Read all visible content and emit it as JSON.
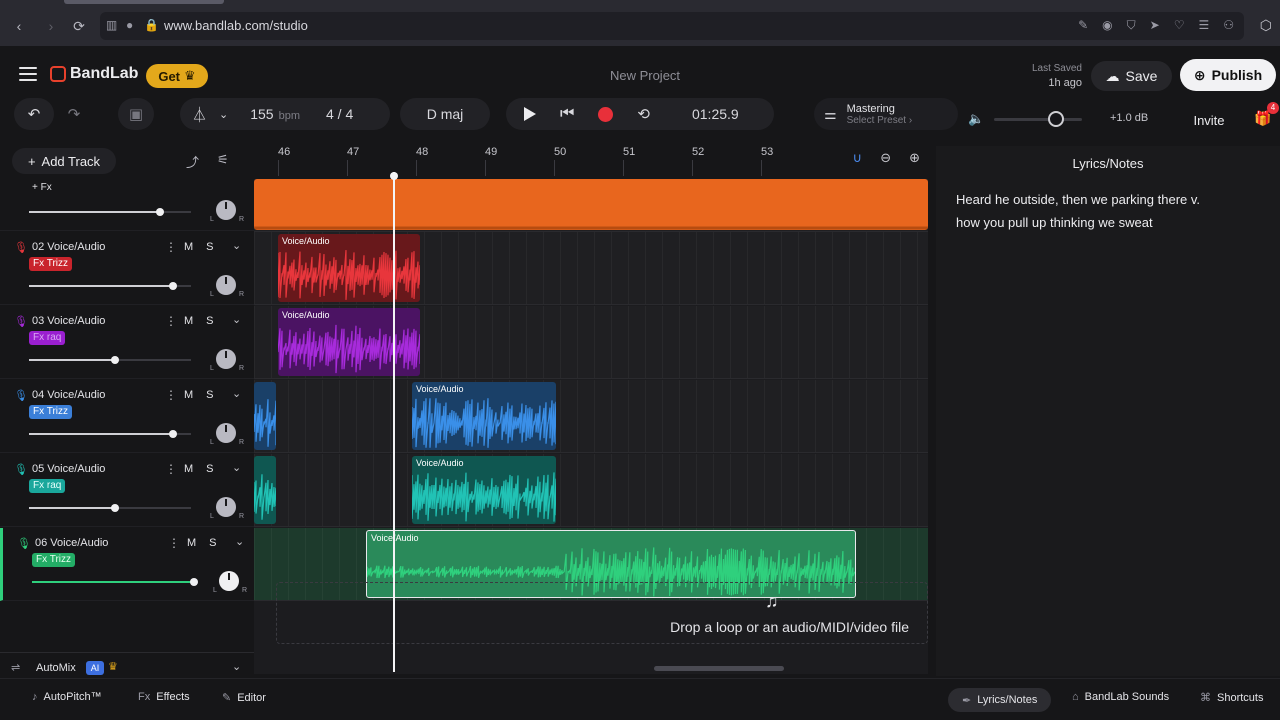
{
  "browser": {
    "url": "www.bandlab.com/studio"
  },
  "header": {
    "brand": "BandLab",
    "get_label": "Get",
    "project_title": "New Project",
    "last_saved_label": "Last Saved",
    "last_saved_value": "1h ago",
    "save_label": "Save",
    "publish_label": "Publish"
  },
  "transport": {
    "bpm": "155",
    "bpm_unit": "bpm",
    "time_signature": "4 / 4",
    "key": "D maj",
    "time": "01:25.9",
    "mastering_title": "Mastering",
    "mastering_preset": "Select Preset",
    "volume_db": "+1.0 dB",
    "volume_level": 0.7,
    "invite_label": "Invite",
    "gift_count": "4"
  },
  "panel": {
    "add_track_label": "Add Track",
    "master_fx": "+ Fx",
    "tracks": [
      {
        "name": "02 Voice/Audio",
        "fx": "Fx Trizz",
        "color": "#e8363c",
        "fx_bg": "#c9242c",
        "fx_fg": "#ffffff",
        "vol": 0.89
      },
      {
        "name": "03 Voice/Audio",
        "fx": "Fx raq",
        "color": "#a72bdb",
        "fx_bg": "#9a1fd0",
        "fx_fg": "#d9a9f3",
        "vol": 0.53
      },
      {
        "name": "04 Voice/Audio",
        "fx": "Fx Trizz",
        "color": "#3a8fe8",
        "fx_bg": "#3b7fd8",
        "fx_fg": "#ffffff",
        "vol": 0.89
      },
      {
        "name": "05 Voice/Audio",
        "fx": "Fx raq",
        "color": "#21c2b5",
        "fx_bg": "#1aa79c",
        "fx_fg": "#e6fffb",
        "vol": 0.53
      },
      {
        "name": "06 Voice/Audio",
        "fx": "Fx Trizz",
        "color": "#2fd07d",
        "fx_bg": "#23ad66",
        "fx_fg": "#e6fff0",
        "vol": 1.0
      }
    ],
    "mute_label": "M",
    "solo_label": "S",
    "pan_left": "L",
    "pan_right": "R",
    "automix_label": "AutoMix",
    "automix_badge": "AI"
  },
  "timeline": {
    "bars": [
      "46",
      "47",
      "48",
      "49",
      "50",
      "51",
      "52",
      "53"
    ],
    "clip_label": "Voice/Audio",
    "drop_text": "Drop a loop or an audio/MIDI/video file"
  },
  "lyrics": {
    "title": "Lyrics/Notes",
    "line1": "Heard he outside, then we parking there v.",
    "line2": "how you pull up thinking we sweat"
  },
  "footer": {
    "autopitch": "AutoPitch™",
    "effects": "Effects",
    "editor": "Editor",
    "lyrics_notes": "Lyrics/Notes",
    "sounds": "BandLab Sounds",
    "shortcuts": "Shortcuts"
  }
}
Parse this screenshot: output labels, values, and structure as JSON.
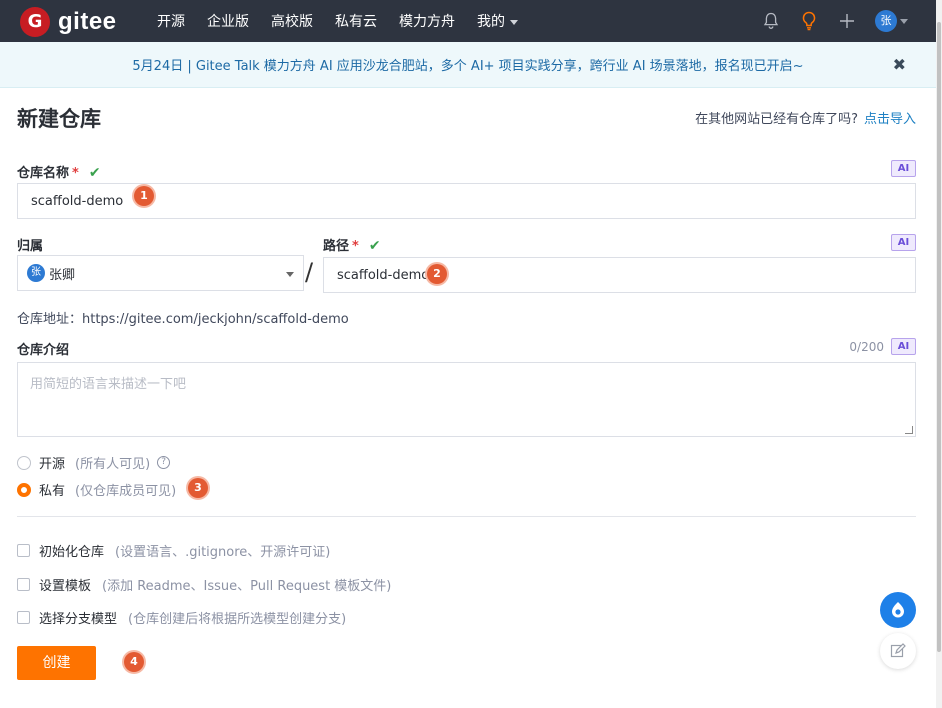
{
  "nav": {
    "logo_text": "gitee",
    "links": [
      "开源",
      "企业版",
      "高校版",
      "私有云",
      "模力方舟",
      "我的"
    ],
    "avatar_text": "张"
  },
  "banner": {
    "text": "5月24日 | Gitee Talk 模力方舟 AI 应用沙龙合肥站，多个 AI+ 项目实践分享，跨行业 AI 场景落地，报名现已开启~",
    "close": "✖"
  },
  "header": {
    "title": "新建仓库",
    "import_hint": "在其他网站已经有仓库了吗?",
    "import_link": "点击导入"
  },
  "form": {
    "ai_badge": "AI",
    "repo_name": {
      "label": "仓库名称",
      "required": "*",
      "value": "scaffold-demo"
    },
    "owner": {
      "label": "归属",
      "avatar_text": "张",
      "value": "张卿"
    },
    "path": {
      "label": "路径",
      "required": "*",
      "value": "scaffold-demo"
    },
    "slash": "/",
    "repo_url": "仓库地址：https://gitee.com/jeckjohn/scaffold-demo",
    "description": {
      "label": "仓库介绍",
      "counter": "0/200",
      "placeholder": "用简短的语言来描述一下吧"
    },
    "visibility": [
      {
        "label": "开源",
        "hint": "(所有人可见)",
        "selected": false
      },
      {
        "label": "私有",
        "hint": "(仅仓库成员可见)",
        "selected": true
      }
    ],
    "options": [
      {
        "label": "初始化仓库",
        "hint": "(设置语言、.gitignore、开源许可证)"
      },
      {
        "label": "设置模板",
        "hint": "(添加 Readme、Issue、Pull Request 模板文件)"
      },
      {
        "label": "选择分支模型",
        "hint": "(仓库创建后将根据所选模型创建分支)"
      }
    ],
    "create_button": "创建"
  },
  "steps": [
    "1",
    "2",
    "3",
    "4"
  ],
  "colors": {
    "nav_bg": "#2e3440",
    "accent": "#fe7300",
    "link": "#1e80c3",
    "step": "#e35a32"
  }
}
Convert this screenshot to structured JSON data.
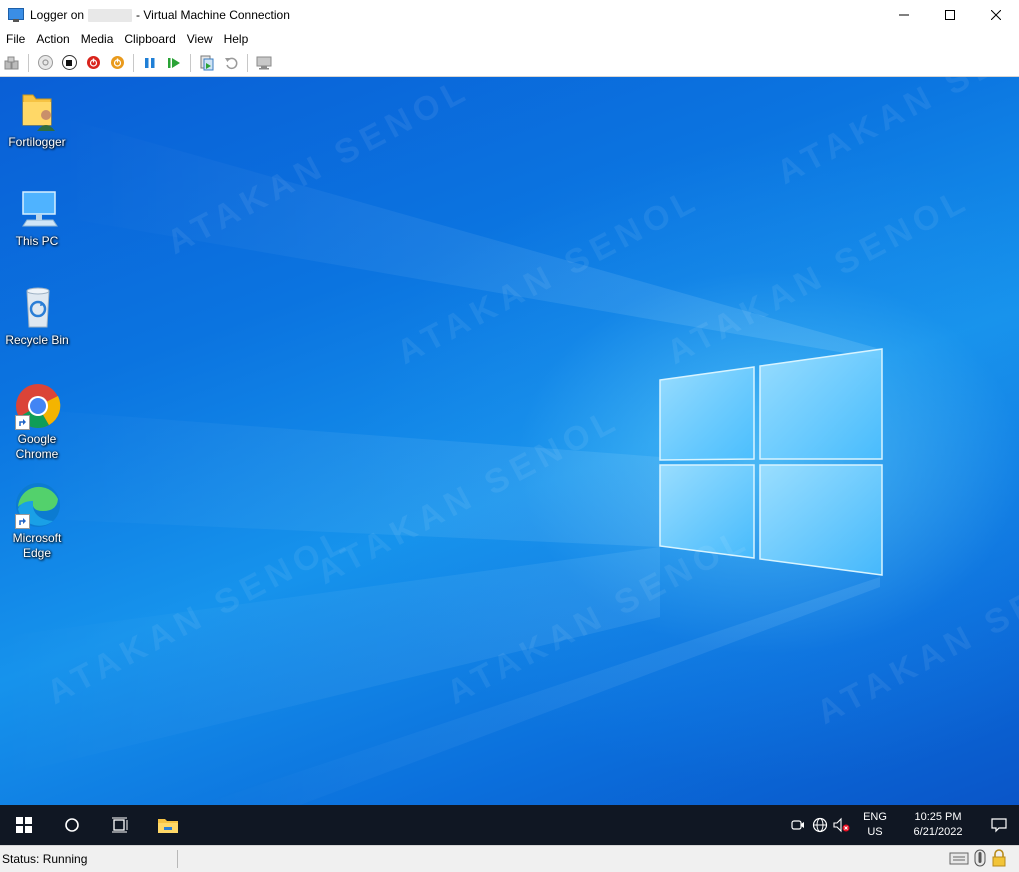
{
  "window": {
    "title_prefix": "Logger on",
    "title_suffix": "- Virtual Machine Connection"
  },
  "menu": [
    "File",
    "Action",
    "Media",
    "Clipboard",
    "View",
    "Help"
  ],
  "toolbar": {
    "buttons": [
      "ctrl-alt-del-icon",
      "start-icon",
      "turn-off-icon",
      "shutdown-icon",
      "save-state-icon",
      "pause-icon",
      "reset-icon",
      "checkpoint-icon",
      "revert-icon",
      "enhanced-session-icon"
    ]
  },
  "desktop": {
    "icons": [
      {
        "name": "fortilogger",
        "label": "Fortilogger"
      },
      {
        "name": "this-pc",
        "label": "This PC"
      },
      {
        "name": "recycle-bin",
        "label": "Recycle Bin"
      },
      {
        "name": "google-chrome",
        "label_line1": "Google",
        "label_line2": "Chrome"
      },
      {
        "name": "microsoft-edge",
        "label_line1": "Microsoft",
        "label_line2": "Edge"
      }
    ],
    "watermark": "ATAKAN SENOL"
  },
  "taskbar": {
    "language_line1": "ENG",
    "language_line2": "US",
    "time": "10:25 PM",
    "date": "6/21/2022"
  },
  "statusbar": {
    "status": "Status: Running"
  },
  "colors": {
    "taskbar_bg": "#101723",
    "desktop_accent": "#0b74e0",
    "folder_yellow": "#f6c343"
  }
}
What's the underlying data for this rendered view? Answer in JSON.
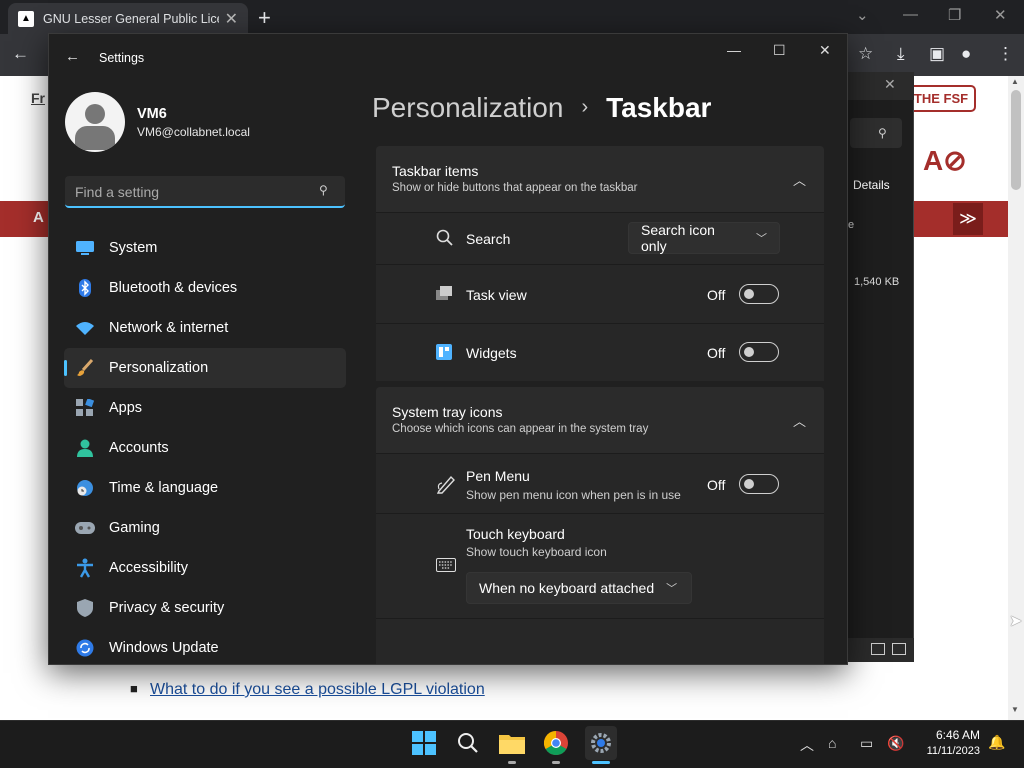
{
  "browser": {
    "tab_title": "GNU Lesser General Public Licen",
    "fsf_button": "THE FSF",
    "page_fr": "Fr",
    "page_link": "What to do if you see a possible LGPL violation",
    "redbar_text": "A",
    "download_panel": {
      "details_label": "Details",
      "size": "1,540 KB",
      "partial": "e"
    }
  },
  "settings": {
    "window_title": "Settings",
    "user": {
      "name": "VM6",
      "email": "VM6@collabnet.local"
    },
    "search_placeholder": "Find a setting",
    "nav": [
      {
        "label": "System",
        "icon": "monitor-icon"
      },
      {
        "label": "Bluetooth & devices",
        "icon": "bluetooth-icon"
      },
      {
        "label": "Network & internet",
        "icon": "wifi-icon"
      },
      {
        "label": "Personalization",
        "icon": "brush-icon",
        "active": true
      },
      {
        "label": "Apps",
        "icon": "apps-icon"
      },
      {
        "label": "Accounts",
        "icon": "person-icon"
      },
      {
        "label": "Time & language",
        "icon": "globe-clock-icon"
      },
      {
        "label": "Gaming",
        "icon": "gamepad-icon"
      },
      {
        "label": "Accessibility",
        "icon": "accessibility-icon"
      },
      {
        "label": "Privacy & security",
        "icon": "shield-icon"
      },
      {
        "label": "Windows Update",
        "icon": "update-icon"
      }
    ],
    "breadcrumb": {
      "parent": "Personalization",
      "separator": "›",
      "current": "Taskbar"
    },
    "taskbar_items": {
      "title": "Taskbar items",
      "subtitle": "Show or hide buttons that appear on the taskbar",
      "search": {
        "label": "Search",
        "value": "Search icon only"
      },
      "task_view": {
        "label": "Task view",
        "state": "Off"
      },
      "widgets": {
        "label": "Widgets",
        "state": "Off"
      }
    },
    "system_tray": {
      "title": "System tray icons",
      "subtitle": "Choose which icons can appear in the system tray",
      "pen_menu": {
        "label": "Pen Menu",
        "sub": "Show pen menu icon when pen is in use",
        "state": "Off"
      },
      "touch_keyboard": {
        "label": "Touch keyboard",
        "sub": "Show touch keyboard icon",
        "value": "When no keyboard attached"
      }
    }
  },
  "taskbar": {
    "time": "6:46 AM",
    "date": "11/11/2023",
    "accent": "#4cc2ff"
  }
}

Objective -> Copy out every line that includes the word "data".

Output of the exercise ->
Convert this screenshot to structured JSON data.
What's the underlying data for this rendered view? Answer in JSON.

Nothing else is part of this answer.